→ Work to do
Reproduce all the entries precisely.

— Start of Data in this exercise —

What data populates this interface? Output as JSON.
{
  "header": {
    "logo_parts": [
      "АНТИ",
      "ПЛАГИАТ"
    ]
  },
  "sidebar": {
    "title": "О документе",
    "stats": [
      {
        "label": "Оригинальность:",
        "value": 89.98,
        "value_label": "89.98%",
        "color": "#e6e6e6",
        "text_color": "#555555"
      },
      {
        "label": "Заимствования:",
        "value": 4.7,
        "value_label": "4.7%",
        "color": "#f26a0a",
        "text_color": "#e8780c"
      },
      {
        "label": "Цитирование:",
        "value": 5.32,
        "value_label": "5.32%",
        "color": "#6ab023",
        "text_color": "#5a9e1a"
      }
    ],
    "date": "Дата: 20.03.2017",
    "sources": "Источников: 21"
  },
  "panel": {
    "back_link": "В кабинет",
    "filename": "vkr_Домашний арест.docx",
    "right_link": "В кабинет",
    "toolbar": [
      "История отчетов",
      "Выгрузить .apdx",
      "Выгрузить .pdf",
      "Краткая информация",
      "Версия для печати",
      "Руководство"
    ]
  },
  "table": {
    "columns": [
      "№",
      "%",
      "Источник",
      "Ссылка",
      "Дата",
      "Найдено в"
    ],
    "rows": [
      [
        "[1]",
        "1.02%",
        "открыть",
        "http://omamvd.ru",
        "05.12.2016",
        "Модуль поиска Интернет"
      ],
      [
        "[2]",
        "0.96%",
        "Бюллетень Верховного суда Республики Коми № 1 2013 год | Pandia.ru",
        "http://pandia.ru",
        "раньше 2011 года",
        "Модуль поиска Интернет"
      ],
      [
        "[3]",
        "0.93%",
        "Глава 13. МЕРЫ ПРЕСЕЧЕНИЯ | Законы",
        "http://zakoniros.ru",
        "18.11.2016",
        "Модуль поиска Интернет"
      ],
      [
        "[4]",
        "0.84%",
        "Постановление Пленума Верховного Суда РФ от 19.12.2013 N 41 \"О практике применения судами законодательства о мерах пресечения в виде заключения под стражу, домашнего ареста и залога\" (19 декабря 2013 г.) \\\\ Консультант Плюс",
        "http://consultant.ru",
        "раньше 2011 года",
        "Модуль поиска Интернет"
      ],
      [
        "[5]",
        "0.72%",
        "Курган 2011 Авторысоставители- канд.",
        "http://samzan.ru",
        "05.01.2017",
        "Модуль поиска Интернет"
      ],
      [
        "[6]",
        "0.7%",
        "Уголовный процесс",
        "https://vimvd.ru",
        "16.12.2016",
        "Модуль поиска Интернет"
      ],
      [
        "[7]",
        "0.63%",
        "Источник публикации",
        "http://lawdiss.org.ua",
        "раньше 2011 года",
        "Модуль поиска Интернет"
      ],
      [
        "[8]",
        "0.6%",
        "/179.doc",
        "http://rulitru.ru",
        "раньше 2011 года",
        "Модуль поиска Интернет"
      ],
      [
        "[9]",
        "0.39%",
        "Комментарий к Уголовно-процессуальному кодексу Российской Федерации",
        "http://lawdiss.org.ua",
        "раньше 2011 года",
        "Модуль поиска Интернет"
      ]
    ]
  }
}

— End of Data in this exercise —

→ Exercise solution
What data populates this interface? Output as JSON.
{
  "header": {
    "logo_parts": [
      "АНТИ",
      "ПЛАГИАТ"
    ]
  },
  "sidebar": {
    "title": "О документе",
    "stats": [
      {
        "label": "Оригинальность:",
        "value": 89.98,
        "value_label": "89.98%",
        "color": "#e6e6e6",
        "text_color": "#555555"
      },
      {
        "label": "Заимствования:",
        "value": 4.7,
        "value_label": "4.7%",
        "color": "#f26a0a",
        "text_color": "#e8780c"
      },
      {
        "label": "Цитирование:",
        "value": 5.32,
        "value_label": "5.32%",
        "color": "#6ab023",
        "text_color": "#5a9e1a"
      }
    ],
    "date": "Дата: 20.03.2017",
    "sources": "Источников: 21"
  },
  "panel": {
    "back_link": "В кабинет",
    "filename": "vkr_Домашний арест.docx",
    "right_link": "В кабинет",
    "toolbar": [
      "История отчетов",
      "Выгрузить .apdx",
      "Выгрузить .pdf",
      "Краткая информация",
      "Версия для печати",
      "Руководство"
    ]
  },
  "table": {
    "columns": [
      "№",
      "%",
      "Источник",
      "Ссылка",
      "Дата",
      "Найдено в"
    ],
    "rows": [
      [
        "[1]",
        "1.02%",
        "открыть",
        "http://omamvd.ru",
        "05.12.2016",
        "Модуль поиска Интернет"
      ],
      [
        "[2]",
        "0.96%",
        "Бюллетень Верховного суда Республики Коми № 1 2013 год | Pandia.ru",
        "http://pandia.ru",
        "раньше 2011 года",
        "Модуль поиска Интернет"
      ],
      [
        "[3]",
        "0.93%",
        "Глава 13. МЕРЫ ПРЕСЕЧЕНИЯ | Законы",
        "http://zakoniros.ru",
        "18.11.2016",
        "Модуль поиска Интернет"
      ],
      [
        "[4]",
        "0.84%",
        "Постановление Пленума Верховного Суда РФ от 19.12.2013 N 41 \"О практике применения судами законодательства о мерах пресечения в виде заключения под стражу, домашнего ареста и залога\" (19 декабря 2013 г.) \\\\ Консультант Плюс",
        "http://consultant.ru",
        "раньше 2011 года",
        "Модуль поиска Интернет"
      ],
      [
        "[5]",
        "0.72%",
        "Курган 2011 Авторысоставители- канд.",
        "http://samzan.ru",
        "05.01.2017",
        "Модуль поиска Интернет"
      ],
      [
        "[6]",
        "0.7%",
        "Уголовный процесс",
        "https://vimvd.ru",
        "16.12.2016",
        "Модуль поиска Интернет"
      ],
      [
        "[7]",
        "0.63%",
        "Источник публикации",
        "http://lawdiss.org.ua",
        "раньше 2011 года",
        "Модуль поиска Интернет"
      ],
      [
        "[8]",
        "0.6%",
        "/179.doc",
        "http://rulitru.ru",
        "раньше 2011 года",
        "Модуль поиска Интернет"
      ],
      [
        "[9]",
        "0.39%",
        "Комментарий к Уголовно-процессуальному кодексу Российской Федерации",
        "http://lawdiss.org.ua",
        "раньше 2011 года",
        "Модуль поиска Интернет"
      ]
    ]
  }
}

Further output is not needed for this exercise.